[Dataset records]
'''
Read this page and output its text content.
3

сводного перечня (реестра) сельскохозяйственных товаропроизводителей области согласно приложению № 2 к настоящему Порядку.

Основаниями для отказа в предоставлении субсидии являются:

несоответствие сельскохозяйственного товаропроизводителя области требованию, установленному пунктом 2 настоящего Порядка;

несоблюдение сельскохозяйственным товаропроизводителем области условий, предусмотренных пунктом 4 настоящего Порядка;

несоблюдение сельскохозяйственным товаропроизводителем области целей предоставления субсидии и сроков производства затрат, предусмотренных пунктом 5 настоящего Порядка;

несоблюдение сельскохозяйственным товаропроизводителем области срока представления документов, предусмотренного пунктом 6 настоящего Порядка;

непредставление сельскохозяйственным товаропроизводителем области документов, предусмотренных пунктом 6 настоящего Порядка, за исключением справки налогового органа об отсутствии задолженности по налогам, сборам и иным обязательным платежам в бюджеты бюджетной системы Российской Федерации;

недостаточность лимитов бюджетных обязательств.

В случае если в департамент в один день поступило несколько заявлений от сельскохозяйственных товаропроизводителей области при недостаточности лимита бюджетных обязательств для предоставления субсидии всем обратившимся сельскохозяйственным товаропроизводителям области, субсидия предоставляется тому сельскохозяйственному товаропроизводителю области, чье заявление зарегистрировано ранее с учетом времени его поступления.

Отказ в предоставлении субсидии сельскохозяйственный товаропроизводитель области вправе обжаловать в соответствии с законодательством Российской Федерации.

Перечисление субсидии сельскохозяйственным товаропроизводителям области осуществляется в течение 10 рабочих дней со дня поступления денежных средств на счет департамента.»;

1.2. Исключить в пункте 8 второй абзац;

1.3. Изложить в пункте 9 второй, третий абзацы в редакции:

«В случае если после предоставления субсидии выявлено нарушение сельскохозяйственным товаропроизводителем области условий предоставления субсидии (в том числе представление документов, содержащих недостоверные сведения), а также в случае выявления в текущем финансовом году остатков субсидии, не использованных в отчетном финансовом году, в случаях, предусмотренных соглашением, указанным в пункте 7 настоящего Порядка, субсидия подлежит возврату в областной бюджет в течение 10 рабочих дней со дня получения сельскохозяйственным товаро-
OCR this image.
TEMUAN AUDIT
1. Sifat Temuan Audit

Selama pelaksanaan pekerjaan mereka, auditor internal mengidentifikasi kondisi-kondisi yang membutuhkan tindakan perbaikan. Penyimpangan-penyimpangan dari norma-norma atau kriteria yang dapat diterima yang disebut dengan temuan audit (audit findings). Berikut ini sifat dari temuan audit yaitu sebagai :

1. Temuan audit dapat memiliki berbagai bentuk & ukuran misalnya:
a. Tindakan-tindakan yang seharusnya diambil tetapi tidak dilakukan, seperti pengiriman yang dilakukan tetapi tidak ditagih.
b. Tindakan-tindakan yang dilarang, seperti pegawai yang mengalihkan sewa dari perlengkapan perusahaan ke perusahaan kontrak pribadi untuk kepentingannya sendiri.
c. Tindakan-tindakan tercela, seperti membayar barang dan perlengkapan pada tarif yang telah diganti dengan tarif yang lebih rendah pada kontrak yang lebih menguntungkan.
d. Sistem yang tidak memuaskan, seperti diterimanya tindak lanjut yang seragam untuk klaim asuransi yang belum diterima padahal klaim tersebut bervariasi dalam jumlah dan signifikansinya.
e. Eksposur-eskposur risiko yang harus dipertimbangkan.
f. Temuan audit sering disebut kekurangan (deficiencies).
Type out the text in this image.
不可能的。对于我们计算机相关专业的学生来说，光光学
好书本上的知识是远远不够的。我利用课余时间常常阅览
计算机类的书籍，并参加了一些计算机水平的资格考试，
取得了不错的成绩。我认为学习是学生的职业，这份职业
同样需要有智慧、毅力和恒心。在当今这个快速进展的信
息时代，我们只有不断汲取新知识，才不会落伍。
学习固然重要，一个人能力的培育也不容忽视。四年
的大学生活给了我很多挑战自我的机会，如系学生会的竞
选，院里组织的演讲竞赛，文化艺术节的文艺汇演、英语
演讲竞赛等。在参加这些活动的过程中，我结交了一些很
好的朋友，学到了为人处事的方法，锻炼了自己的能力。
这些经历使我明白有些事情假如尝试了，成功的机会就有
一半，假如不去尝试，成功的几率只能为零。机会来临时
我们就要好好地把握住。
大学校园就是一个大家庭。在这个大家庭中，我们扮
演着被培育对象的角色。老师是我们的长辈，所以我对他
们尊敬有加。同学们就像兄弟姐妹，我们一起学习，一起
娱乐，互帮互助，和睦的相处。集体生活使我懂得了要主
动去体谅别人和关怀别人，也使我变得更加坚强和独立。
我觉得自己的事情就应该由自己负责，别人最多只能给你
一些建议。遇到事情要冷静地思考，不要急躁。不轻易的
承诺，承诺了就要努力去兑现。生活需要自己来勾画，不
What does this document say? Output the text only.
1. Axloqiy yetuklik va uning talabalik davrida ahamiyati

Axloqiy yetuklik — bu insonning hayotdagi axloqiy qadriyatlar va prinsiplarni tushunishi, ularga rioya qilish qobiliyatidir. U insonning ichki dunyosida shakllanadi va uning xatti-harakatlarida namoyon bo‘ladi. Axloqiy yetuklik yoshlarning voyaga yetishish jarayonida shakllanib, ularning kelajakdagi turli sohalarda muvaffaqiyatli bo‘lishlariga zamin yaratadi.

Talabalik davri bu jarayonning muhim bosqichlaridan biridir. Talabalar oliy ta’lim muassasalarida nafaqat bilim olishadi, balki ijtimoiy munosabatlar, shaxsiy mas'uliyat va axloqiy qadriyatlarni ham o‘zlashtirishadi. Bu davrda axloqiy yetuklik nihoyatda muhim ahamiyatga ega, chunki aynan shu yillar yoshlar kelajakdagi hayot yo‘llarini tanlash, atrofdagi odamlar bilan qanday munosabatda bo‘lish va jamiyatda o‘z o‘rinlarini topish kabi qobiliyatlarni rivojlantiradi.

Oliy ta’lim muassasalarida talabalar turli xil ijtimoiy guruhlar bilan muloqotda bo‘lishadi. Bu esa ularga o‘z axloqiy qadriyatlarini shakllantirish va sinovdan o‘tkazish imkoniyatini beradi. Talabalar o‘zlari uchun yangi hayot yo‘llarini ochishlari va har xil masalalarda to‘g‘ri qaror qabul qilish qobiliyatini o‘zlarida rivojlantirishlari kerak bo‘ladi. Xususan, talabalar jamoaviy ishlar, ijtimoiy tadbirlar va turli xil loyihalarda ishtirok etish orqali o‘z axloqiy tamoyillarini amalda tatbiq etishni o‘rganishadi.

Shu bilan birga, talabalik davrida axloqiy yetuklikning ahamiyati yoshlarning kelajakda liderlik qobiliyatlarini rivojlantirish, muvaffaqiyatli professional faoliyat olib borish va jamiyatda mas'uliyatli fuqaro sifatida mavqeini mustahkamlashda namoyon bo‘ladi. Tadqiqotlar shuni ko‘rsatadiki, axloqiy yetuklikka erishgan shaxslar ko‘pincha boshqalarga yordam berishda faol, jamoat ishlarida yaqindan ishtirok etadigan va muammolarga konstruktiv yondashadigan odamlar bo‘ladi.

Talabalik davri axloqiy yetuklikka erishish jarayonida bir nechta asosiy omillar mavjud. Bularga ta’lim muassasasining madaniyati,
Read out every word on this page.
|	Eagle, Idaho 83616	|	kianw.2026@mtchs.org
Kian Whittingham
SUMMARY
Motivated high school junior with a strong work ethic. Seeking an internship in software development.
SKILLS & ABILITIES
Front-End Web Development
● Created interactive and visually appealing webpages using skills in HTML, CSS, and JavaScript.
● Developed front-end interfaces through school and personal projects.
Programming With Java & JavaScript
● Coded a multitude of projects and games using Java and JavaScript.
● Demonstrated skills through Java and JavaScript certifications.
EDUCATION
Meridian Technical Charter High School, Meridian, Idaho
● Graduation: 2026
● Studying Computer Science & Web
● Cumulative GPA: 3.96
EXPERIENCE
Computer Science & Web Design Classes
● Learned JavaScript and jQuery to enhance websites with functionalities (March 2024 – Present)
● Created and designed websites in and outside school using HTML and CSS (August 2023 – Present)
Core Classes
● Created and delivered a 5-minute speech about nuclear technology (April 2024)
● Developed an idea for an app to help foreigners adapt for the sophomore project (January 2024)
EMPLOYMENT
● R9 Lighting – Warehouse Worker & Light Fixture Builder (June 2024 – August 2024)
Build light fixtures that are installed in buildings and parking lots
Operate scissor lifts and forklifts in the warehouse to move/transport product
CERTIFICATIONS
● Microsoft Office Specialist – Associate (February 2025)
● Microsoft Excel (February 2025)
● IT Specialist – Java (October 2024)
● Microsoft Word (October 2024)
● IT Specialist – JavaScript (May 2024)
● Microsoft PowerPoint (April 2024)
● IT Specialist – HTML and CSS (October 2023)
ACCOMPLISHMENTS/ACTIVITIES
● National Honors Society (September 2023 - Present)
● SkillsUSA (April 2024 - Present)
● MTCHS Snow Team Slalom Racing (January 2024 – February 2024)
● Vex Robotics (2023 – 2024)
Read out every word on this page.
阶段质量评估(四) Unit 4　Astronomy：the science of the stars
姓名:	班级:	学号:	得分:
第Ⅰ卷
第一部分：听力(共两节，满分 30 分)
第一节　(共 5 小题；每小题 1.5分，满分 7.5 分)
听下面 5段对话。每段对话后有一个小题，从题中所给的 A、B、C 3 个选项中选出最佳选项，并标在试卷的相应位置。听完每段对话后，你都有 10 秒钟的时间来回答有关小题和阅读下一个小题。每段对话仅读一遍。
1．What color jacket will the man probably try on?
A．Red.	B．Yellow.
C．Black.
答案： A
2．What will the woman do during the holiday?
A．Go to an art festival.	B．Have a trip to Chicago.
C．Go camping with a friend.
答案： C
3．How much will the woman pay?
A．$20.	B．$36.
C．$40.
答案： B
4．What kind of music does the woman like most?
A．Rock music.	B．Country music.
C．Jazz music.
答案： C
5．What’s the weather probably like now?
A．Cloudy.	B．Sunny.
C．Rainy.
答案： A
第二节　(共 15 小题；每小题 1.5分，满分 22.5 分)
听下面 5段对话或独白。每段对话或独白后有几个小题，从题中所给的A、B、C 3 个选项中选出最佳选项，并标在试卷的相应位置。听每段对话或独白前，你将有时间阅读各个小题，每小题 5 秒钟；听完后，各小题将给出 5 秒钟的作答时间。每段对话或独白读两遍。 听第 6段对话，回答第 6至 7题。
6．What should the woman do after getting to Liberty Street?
'''
■ TASK PROMPT
Write out every line from the entries where "kontrak" appears.

■ THE OUTPUT
b. Tindakan-tindakan yang dilarang, seperti pegawai yang mengalihkan sewa dari perlengkapan perusahaan ke perusahaan kontrak pribadi untuk kepentingannya sendiri.
c. Tindakan-tindakan tercela, seperti membayar barang dan perlengkapan pada tarif yang telah diganti dengan tarif yang lebih rendah pada kontrak yang lebih menguntungkan.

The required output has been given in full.